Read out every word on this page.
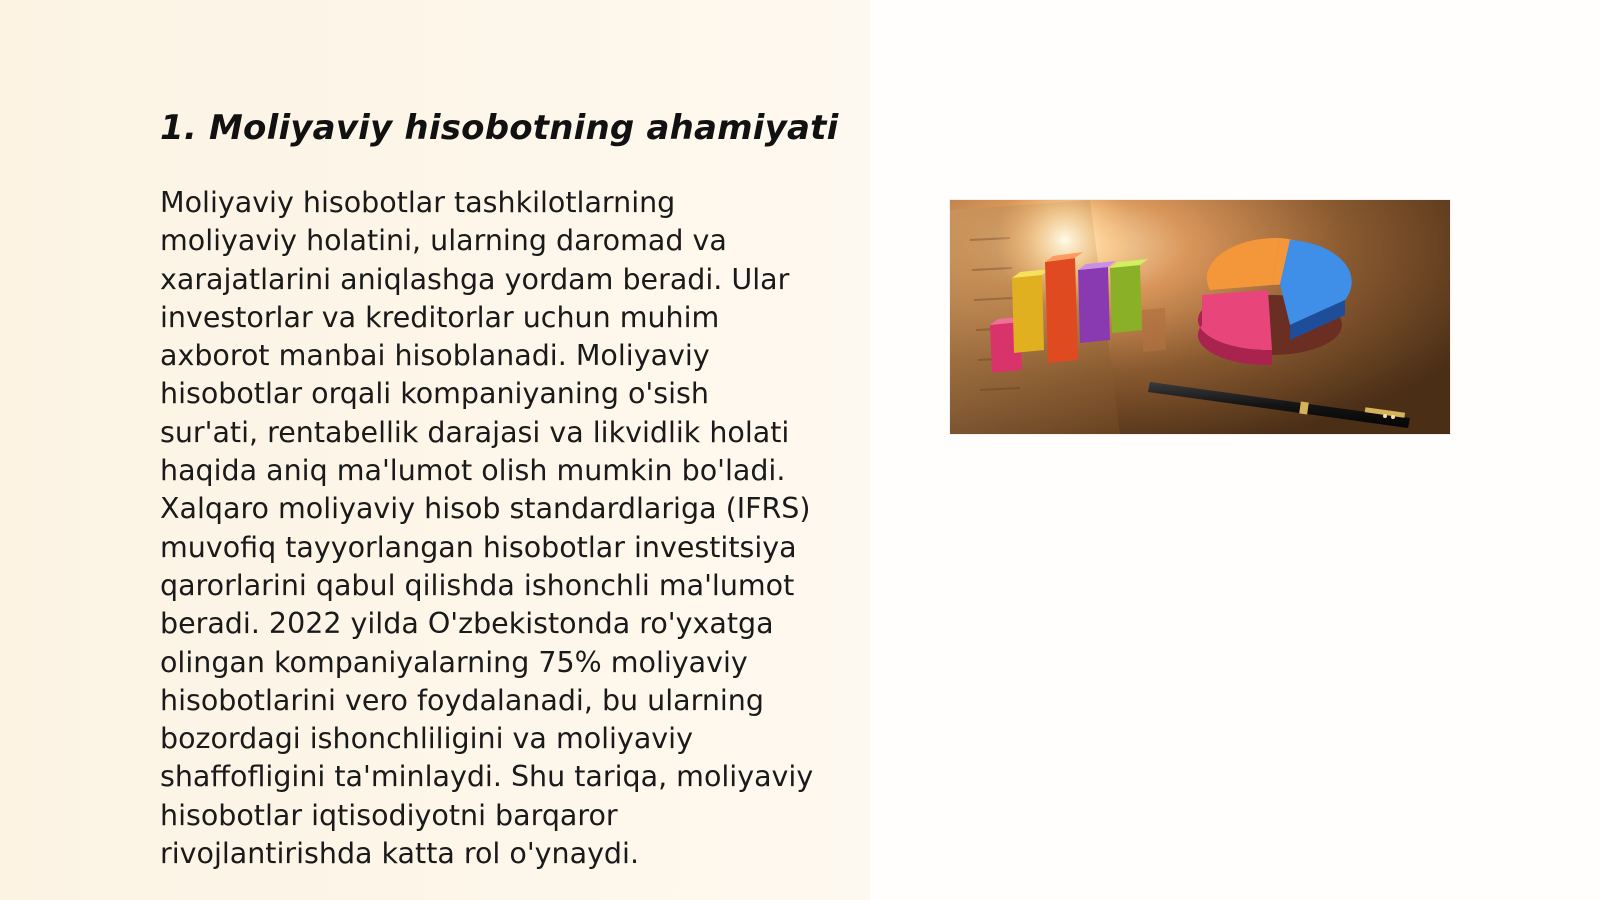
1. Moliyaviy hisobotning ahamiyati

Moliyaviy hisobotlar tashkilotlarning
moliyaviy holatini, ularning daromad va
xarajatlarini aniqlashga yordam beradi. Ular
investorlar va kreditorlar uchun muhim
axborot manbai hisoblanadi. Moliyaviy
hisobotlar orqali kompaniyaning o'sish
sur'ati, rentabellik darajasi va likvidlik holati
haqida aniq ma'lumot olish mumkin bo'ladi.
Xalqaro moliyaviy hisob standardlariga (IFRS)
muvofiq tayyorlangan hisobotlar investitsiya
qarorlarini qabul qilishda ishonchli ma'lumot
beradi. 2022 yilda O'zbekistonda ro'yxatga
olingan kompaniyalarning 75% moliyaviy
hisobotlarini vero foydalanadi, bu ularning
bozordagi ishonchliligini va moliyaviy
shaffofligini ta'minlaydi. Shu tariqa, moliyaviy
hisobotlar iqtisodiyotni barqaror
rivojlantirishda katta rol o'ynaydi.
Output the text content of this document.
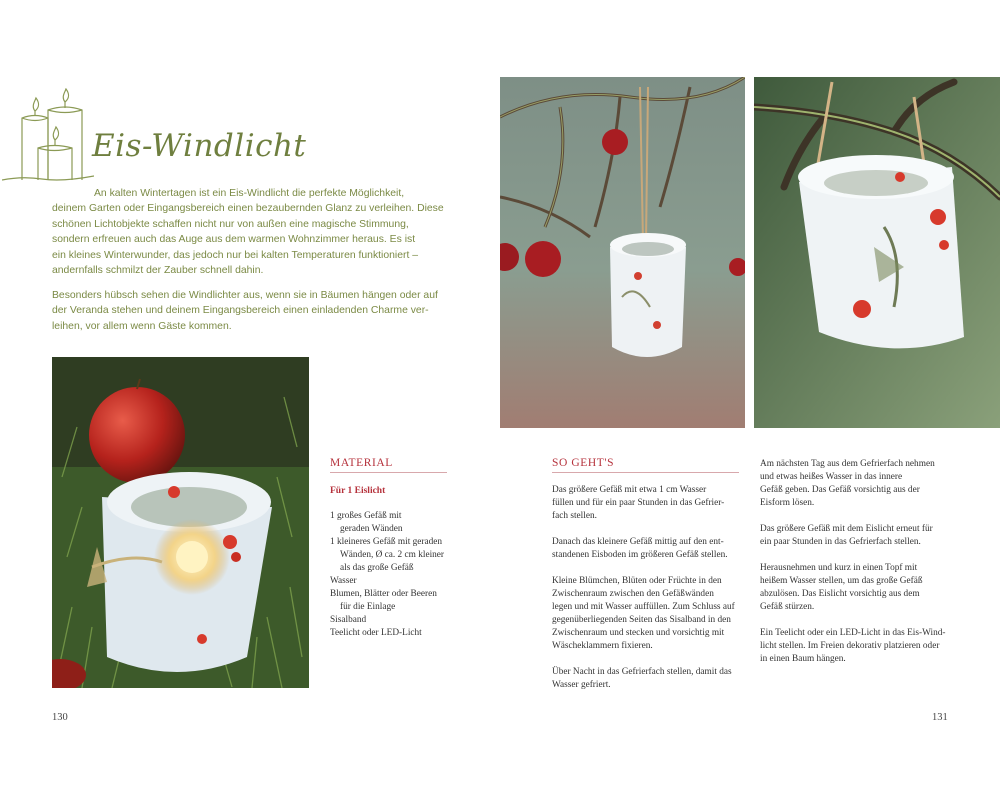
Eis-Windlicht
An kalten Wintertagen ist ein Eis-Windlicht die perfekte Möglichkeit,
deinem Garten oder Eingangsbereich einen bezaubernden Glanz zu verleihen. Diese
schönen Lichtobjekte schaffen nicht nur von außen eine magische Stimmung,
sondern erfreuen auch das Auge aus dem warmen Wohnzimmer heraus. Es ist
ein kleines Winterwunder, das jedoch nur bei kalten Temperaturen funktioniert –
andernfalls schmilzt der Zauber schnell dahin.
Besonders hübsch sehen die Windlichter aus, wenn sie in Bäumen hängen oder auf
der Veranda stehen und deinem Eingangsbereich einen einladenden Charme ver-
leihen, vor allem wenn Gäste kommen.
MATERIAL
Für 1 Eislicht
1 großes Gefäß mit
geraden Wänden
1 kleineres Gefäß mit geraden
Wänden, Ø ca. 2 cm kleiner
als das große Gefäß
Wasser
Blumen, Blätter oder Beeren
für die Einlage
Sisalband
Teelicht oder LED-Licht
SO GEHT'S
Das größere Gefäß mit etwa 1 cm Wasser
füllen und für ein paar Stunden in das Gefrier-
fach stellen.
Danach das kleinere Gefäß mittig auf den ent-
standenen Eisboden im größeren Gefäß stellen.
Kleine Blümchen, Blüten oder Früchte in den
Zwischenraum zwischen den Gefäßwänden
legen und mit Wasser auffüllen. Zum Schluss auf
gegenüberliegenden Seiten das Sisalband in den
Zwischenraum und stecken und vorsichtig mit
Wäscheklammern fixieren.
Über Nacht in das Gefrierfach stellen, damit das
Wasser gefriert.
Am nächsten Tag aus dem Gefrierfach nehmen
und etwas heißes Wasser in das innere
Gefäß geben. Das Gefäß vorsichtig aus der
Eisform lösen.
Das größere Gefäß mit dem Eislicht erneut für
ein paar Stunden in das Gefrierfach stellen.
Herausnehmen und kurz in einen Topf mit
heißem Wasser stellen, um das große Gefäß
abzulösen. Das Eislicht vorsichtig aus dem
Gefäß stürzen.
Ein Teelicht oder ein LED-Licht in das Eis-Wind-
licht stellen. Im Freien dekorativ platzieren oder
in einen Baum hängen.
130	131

• [EXERCISE OBJECTIVE]:
Copy out the records above in full, exactly as written, but not the pictures.

• [WRITTEN SOLUTION]:
Read out every word on this page.
1. Moliyaviy hisobotning ahamiyati

Moliyaviy hisobotlar tashkilotlarning
moliyaviy holatini, ularning daromad va
xarajatlarini aniqlashga yordam beradi. Ular
investorlar va kreditorlar uchun muhim
axborot manbai hisoblanadi. Moliyaviy
hisobotlar orqali kompaniyaning o'sish
sur'ati, rentabellik darajasi va likvidlik holati
haqida aniq ma'lumot olish mumkin bo'ladi.
Xalqaro moliyaviy hisob standardlariga (IFRS)
muvofiq tayyorlangan hisobotlar investitsiya
qarorlarini qabul qilishda ishonchli ma'lumot
beradi. 2022 yilda O'zbekistonda ro'yxatga
olingan kompaniyalarning 75% moliyaviy
hisobotlarini vero foydalanadi, bu ularning
bozordagi ishonchliligini va moliyaviy
shaffofligini ta'minlaydi. Shu tariqa, moliyaviy
hisobotlar iqtisodiyotni barqaror
rivojlantirishda katta rol o'ynaydi.
Output the text content of this document.
Eis-Windlicht
An kalten Wintertagen ist ein Eis-Windlicht die perfekte Möglichkeit,
deinem Garten oder Eingangsbereich einen bezaubernden Glanz zu verleihen. Diese
schönen Lichtobjekte schaffen nicht nur von außen eine magische Stimmung,
sondern erfreuen auch das Auge aus dem warmen Wohnzimmer heraus. Es ist
ein kleines Winterwunder, das jedoch nur bei kalten Temperaturen funktioniert –
andernfalls schmilzt der Zauber schnell dahin.
Besonders hübsch sehen die Windlichter aus, wenn sie in Bäumen hängen oder auf
der Veranda stehen und deinem Eingangsbereich einen einladenden Charme ver-
leihen, vor allem wenn Gäste kommen.
MATERIAL
Für 1 Eislicht
1 großes Gefäß mit
geraden Wänden
1 kleineres Gefäß mit geraden
Wänden, Ø ca. 2 cm kleiner
als das große Gefäß
Wasser
Blumen, Blätter oder Beeren
für die Einlage
Sisalband
Teelicht oder LED-Licht
SO GEHT'S
Das größere Gefäß mit etwa 1 cm Wasser
füllen und für ein paar Stunden in das Gefrier-
fach stellen.
Danach das kleinere Gefäß mittig auf den ent-
standenen Eisboden im größeren Gefäß stellen.
Kleine Blümchen, Blüten oder Früchte in den
Zwischenraum zwischen den Gefäßwänden
legen und mit Wasser auffüllen. Zum Schluss auf
gegenüberliegenden Seiten das Sisalband in den
Zwischenraum und stecken und vorsichtig mit
Wäscheklammern fixieren.
Über Nacht in das Gefrierfach stellen, damit das
Wasser gefriert.
Am nächsten Tag aus dem Gefrierfach nehmen
und etwas heißes Wasser in das innere
Gefäß geben. Das Gefäß vorsichtig aus der
Eisform lösen.
Das größere Gefäß mit dem Eislicht erneut für
ein paar Stunden in das Gefrierfach stellen.
Herausnehmen und kurz in einen Topf mit
heißem Wasser stellen, um das große Gefäß
abzulösen. Das Eislicht vorsichtig aus dem
Gefäß stürzen.
Ein Teelicht oder ein LED-Licht in das Eis-Wind-
licht stellen. Im Freien dekorativ platzieren oder
in einen Baum hängen.
130	131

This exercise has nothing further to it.